[WRITTEN INSTRUCTION]:
Write out each line from the data below that includes the word "text".

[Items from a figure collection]
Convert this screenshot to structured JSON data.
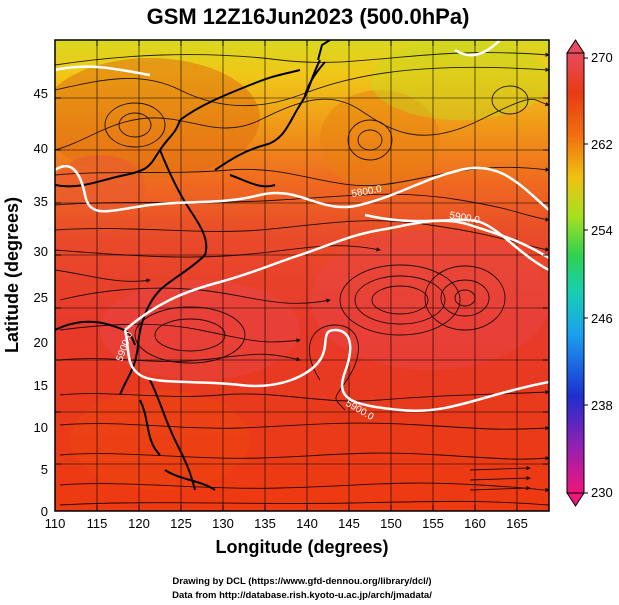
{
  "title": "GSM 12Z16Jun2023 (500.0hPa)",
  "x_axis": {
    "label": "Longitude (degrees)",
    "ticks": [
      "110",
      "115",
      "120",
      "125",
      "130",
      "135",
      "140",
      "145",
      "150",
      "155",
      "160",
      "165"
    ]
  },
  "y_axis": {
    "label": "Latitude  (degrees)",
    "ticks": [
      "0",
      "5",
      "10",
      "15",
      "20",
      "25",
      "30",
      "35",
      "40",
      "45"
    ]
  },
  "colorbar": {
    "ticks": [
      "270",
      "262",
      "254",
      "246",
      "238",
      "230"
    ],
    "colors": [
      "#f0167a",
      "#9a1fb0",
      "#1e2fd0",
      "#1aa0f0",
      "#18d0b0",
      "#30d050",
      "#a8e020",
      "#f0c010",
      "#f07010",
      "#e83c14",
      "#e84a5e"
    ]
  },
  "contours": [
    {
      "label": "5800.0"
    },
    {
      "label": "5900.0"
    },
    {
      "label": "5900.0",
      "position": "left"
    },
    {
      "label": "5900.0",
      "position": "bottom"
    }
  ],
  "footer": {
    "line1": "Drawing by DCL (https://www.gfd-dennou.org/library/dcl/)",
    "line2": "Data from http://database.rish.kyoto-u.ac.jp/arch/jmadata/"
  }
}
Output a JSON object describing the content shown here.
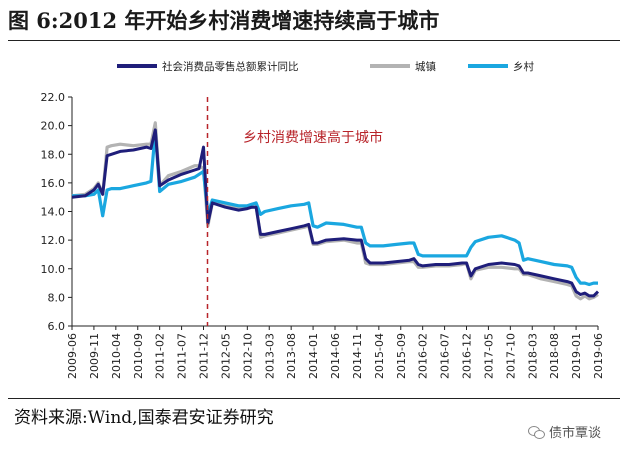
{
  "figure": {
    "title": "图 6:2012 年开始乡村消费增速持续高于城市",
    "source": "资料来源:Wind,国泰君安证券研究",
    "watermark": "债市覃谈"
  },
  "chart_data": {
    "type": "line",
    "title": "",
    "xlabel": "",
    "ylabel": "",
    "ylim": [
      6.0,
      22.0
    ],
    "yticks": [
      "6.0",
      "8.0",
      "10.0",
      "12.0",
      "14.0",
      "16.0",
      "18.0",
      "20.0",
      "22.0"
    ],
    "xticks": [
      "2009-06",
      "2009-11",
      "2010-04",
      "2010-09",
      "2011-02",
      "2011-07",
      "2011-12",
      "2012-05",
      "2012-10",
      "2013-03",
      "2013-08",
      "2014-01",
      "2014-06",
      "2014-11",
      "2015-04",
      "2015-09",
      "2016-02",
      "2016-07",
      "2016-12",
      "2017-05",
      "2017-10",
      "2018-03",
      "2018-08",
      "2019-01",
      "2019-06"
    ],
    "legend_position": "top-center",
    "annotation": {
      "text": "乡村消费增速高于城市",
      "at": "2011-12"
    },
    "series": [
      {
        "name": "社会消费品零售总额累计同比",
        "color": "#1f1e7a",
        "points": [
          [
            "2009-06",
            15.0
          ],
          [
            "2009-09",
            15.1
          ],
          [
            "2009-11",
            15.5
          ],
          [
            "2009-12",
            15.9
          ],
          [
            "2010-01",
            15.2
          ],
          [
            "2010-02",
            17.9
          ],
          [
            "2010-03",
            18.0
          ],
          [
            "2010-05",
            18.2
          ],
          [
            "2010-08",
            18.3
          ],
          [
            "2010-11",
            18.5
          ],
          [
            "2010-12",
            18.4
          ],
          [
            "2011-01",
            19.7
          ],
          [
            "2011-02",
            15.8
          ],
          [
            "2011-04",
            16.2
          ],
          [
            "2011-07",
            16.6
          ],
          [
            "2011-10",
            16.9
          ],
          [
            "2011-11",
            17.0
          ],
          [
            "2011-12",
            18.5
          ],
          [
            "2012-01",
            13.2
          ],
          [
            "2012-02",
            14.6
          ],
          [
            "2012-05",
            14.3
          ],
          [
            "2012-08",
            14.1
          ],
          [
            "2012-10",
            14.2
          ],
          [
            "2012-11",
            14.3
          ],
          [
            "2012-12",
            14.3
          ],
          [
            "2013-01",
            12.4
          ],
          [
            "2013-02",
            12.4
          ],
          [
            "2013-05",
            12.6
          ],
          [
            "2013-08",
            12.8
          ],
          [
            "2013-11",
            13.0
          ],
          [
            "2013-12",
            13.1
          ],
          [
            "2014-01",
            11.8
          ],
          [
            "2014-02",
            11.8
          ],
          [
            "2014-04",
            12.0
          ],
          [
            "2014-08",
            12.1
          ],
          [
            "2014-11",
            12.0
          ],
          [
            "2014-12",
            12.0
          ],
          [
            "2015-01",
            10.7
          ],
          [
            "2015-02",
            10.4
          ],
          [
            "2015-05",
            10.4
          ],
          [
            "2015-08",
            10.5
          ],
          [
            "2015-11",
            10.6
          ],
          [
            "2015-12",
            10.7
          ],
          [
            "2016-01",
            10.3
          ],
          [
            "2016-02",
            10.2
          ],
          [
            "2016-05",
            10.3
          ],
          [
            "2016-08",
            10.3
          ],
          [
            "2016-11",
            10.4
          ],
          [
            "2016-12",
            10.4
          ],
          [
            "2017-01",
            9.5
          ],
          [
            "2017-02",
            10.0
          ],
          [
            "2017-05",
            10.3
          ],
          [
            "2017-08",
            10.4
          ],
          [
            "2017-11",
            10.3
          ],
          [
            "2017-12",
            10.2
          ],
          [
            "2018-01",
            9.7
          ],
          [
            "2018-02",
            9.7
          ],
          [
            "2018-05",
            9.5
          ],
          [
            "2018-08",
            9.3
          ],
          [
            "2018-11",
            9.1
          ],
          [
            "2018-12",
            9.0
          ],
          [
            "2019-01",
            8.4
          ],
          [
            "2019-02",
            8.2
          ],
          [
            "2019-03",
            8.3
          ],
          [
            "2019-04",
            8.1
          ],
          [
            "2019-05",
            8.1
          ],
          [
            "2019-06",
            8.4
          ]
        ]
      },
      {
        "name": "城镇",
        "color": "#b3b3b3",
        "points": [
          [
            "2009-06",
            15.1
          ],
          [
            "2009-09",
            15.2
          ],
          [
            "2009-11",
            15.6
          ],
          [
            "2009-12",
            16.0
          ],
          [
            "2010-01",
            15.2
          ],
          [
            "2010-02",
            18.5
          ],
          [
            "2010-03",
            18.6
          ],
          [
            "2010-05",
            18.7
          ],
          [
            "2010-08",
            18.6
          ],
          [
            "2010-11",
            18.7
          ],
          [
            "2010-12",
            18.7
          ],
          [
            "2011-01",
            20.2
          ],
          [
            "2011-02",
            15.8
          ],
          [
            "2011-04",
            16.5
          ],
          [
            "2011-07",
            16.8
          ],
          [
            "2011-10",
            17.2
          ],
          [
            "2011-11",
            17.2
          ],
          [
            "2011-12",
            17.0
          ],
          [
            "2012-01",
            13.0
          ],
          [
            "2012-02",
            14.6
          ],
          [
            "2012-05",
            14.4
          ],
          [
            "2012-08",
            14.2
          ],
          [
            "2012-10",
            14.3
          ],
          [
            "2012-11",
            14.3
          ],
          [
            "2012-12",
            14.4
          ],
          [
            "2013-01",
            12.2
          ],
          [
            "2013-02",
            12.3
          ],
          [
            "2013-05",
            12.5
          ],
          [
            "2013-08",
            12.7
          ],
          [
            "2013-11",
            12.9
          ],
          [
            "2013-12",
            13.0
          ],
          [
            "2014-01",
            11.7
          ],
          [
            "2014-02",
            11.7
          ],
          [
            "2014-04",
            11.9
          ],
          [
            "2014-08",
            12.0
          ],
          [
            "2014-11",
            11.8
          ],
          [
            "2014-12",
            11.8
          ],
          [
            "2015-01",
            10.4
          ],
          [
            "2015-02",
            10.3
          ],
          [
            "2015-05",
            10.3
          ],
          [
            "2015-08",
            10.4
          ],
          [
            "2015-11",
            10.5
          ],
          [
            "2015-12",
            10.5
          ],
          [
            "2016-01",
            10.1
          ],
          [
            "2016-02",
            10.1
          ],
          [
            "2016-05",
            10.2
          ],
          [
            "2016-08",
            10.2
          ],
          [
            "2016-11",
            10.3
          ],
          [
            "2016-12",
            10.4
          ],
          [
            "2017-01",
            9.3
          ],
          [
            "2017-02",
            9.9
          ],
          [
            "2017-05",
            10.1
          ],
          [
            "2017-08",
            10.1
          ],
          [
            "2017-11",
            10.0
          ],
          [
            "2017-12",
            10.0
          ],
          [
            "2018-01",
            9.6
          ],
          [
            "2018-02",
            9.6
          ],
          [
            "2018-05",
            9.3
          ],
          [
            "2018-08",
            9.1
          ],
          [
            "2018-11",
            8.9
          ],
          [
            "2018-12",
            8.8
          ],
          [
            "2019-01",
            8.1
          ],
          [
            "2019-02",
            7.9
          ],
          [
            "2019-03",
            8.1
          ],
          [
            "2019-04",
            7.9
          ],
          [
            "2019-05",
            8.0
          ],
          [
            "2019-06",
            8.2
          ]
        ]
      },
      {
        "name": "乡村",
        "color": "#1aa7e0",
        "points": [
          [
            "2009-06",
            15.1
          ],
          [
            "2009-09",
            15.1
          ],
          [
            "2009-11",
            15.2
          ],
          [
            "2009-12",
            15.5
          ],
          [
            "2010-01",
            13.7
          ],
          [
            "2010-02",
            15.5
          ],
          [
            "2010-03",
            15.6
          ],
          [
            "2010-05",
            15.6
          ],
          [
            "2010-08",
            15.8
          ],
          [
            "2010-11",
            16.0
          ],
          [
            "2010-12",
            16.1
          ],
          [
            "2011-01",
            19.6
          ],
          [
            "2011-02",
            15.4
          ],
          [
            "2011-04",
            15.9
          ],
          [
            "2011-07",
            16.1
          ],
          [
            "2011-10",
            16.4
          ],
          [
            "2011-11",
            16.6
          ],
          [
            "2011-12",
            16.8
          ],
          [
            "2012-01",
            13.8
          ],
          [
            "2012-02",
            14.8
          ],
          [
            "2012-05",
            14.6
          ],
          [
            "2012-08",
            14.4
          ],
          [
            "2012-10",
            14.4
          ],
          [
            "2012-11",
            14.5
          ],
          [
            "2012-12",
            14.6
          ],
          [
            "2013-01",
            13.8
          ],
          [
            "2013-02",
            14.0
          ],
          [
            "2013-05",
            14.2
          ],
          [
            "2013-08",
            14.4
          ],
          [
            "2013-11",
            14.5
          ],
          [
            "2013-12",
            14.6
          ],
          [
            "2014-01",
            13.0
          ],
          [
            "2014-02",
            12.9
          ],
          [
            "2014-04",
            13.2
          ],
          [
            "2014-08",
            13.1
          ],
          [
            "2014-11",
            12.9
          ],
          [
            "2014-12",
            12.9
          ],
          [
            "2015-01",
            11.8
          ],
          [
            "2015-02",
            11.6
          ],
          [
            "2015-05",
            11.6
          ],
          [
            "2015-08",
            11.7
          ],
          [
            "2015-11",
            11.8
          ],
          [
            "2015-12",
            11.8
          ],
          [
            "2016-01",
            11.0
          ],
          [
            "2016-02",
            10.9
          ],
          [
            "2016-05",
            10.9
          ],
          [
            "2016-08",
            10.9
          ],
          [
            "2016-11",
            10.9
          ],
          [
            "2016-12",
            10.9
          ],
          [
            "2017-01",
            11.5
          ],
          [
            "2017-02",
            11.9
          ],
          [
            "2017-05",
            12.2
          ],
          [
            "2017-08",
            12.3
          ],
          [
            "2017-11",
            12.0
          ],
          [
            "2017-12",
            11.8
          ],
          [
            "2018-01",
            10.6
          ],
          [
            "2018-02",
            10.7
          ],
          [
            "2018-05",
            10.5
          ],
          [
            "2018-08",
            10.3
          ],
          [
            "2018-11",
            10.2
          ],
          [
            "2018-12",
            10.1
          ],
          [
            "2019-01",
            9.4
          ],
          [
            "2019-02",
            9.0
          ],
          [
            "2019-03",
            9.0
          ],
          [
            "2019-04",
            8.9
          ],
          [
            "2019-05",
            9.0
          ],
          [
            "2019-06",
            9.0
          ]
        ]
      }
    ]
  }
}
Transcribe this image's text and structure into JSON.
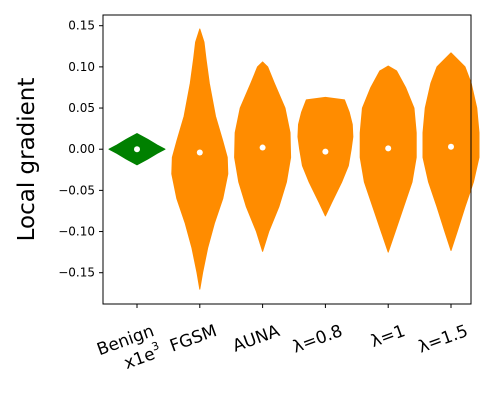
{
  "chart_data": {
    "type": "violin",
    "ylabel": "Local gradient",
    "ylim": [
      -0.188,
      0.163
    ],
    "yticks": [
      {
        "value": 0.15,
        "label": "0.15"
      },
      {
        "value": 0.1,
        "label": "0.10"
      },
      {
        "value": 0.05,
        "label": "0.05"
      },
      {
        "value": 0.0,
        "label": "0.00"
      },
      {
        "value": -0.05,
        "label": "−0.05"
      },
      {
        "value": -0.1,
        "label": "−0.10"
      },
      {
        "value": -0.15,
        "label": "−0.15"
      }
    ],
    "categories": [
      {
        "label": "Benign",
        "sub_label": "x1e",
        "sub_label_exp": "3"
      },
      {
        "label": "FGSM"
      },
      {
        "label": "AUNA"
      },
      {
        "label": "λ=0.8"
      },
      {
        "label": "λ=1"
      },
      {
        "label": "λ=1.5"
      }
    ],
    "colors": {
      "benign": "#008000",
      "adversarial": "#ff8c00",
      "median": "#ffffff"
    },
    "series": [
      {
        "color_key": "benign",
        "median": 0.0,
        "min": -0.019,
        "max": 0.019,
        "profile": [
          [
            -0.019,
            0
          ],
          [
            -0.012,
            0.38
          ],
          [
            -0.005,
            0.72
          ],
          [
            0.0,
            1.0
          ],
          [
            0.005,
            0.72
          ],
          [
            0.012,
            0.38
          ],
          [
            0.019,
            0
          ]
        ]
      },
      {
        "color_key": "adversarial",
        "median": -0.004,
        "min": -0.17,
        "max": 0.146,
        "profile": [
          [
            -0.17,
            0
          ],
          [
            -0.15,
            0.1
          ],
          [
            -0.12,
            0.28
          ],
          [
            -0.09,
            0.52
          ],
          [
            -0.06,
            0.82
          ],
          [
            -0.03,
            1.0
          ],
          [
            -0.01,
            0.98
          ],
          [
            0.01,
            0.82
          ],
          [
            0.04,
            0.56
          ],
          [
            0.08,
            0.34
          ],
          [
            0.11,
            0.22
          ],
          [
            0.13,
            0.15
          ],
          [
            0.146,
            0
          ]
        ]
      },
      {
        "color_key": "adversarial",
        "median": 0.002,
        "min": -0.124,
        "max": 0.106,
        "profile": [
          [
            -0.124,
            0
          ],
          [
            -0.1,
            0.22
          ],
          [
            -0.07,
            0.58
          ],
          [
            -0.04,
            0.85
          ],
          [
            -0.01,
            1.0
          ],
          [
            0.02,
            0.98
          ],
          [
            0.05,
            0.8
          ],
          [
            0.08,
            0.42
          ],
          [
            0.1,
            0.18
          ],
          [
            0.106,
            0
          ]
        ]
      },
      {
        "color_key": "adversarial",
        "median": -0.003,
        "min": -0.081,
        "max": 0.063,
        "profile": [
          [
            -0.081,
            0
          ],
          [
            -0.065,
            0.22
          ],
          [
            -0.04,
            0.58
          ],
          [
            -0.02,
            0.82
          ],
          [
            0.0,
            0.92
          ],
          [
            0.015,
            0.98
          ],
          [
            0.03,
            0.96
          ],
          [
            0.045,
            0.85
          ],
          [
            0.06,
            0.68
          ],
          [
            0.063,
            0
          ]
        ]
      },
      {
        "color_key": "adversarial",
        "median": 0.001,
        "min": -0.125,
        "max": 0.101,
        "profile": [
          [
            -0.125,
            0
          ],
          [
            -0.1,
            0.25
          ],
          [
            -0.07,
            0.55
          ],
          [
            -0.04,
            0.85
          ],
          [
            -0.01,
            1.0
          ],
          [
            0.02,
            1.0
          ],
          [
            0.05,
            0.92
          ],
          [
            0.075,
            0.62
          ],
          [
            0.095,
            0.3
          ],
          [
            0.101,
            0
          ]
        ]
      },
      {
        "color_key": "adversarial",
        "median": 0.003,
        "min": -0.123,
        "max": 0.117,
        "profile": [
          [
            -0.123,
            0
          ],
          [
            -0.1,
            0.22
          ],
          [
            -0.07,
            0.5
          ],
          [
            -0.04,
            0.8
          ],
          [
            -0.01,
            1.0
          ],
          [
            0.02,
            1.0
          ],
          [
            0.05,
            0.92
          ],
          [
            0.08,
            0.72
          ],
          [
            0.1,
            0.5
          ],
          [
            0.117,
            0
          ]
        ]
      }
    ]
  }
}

[THE COMPLETED TASK]:
      "text": "乡村消费增速高于城市",
Transcribe this image's text and structure into JSON.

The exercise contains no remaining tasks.